**SOURCE RECORDS**.
---------------

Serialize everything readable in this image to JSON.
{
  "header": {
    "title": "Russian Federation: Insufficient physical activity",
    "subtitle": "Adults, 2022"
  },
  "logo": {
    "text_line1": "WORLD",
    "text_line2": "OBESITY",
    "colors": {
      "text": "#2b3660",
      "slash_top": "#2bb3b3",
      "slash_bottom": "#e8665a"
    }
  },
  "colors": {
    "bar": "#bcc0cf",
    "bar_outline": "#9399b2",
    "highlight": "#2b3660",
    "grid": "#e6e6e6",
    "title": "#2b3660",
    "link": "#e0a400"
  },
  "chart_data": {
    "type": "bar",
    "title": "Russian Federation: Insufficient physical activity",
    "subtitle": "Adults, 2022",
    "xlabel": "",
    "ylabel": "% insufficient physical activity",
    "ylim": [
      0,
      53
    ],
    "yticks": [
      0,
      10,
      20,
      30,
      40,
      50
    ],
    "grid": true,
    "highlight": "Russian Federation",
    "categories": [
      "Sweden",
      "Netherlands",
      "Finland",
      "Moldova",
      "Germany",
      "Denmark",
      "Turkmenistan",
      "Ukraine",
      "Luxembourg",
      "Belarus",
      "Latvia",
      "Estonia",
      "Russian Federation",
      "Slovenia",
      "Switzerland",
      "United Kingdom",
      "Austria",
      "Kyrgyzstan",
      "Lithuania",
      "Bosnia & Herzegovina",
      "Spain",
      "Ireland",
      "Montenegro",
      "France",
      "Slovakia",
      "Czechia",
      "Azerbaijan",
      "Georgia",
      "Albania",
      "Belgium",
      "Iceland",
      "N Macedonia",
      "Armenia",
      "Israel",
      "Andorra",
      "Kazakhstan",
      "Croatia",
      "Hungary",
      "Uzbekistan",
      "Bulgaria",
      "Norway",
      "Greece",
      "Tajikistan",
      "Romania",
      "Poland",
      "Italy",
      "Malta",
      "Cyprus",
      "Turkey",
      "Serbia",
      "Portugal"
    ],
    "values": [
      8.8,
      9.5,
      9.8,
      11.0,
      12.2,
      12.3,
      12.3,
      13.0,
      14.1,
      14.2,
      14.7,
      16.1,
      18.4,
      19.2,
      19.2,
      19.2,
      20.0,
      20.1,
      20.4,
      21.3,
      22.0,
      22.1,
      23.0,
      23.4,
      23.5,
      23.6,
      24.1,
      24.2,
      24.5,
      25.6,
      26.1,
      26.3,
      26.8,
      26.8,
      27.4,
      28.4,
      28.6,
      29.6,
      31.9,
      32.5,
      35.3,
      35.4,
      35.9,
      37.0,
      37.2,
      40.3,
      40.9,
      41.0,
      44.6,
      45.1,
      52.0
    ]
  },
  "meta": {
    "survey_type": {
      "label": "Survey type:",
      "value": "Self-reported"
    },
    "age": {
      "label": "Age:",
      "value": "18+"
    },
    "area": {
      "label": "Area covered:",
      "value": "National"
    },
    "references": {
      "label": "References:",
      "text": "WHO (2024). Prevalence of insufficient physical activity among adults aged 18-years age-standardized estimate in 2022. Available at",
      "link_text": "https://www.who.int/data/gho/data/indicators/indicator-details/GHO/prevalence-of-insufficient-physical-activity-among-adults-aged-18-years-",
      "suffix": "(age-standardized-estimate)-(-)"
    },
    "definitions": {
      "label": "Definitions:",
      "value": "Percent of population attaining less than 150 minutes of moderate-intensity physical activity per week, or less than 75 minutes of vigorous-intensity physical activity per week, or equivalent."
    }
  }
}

---------------

**WHAT IS NEEDED**. Copy and report every line where the word "subtitle" is present.

**FINISHED ANSWER**.
    "subtitle": "Adults, 2022"
    "subtitle": "Adults, 2022",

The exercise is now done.